--- START OF GIVEN RECORDS ---

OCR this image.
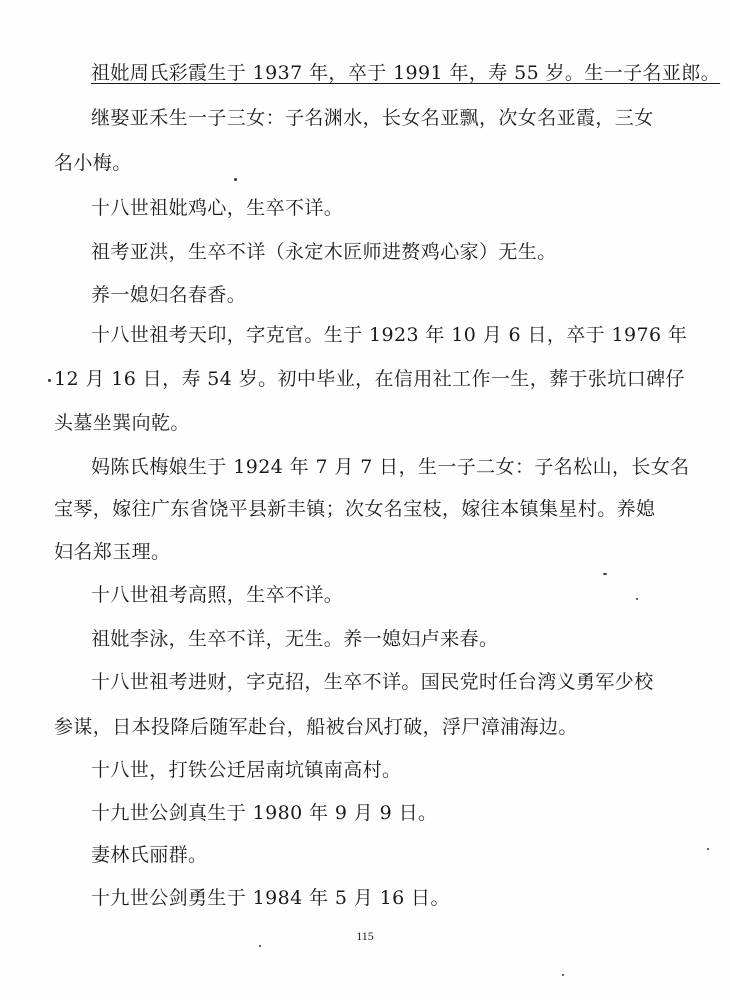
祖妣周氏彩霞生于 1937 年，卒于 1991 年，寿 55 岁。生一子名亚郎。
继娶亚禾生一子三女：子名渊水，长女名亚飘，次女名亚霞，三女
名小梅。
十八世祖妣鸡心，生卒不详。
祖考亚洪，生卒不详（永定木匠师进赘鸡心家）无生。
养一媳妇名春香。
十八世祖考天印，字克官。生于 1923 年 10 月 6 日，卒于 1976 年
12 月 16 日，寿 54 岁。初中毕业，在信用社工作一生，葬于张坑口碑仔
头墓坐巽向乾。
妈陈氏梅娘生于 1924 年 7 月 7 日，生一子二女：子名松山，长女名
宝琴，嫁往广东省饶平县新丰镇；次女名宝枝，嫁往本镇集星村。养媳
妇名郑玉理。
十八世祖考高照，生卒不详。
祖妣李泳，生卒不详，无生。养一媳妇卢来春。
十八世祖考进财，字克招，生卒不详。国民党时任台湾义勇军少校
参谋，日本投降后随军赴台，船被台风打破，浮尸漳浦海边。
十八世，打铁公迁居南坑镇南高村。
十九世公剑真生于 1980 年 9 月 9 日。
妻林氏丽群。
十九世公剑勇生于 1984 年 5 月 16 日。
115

--- END OF GIVEN RECORDS ---

(THE TASK):
Quote the preceding records in their entirety, excluding every picture.

(OUTPUT FOR THIS EXERCISE):
OCR this image.
祖妣周氏彩霞生于 1937 年，卒于 1991 年，寿 55 岁。生一子名亚郎。
继娶亚禾生一子三女：子名渊水，长女名亚飘，次女名亚霞，三女
名小梅。
十八世祖妣鸡心，生卒不详。
祖考亚洪，生卒不详（永定木匠师进赘鸡心家）无生。
养一媳妇名春香。
十八世祖考天印，字克官。生于 1923 年 10 月 6 日，卒于 1976 年
12 月 16 日，寿 54 岁。初中毕业，在信用社工作一生，葬于张坑口碑仔
头墓坐巽向乾。
妈陈氏梅娘生于 1924 年 7 月 7 日，生一子二女：子名松山，长女名
宝琴，嫁往广东省饶平县新丰镇；次女名宝枝，嫁往本镇集星村。养媳
妇名郑玉理。
十八世祖考高照，生卒不详。
祖妣李泳，生卒不详，无生。养一媳妇卢来春。
十八世祖考进财，字克招，生卒不详。国民党时任台湾义勇军少校
参谋，日本投降后随军赴台，船被台风打破，浮尸漳浦海边。
十八世，打铁公迁居南坑镇南高村。
十九世公剑真生于 1980 年 9 月 9 日。
妻林氏丽群。
十九世公剑勇生于 1984 年 5 月 16 日。
115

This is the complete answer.